With the images removed, repeat the data below exactly.

** start **

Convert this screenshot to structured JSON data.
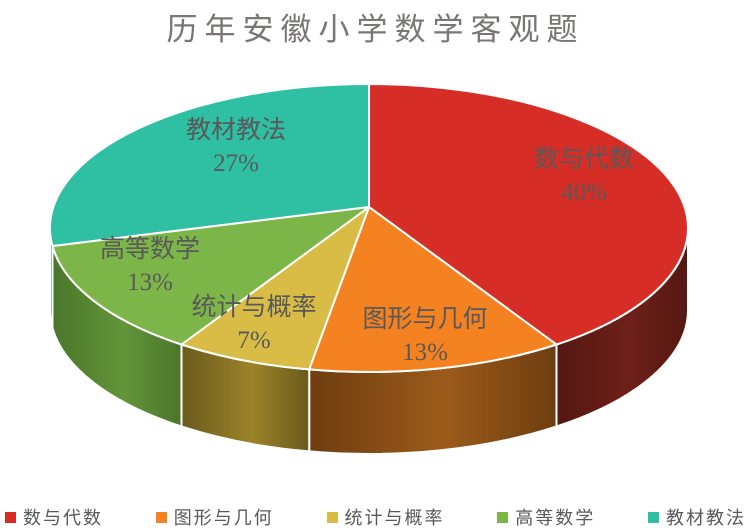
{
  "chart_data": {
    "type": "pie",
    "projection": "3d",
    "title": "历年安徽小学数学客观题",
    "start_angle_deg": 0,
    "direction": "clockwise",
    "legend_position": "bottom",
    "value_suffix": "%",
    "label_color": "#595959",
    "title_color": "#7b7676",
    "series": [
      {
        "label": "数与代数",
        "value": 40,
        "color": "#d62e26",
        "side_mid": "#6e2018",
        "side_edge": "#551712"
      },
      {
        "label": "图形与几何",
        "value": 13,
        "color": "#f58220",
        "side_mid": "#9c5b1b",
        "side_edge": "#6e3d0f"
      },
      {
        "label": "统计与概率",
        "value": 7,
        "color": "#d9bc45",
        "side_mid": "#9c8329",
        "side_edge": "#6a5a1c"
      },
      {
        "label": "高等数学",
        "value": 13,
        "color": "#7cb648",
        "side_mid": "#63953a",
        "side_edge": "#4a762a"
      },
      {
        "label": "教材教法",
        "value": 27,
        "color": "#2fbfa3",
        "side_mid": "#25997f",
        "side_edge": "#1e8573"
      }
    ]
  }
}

** end **

* _ANSWER TO THIS EXERCISE_:
Convert this screenshot to structured JSON data.
{
  "chart_data": {
    "type": "pie",
    "projection": "3d",
    "title": "历年安徽小学数学客观题",
    "start_angle_deg": 0,
    "direction": "clockwise",
    "legend_position": "bottom",
    "value_suffix": "%",
    "label_color": "#595959",
    "title_color": "#7b7676",
    "series": [
      {
        "label": "数与代数",
        "value": 40,
        "color": "#d62e26",
        "side_mid": "#6e2018",
        "side_edge": "#551712"
      },
      {
        "label": "图形与几何",
        "value": 13,
        "color": "#f58220",
        "side_mid": "#9c5b1b",
        "side_edge": "#6e3d0f"
      },
      {
        "label": "统计与概率",
        "value": 7,
        "color": "#d9bc45",
        "side_mid": "#9c8329",
        "side_edge": "#6a5a1c"
      },
      {
        "label": "高等数学",
        "value": 13,
        "color": "#7cb648",
        "side_mid": "#63953a",
        "side_edge": "#4a762a"
      },
      {
        "label": "教材教法",
        "value": 27,
        "color": "#2fbfa3",
        "side_mid": "#25997f",
        "side_edge": "#1e8573"
      }
    ]
  }
}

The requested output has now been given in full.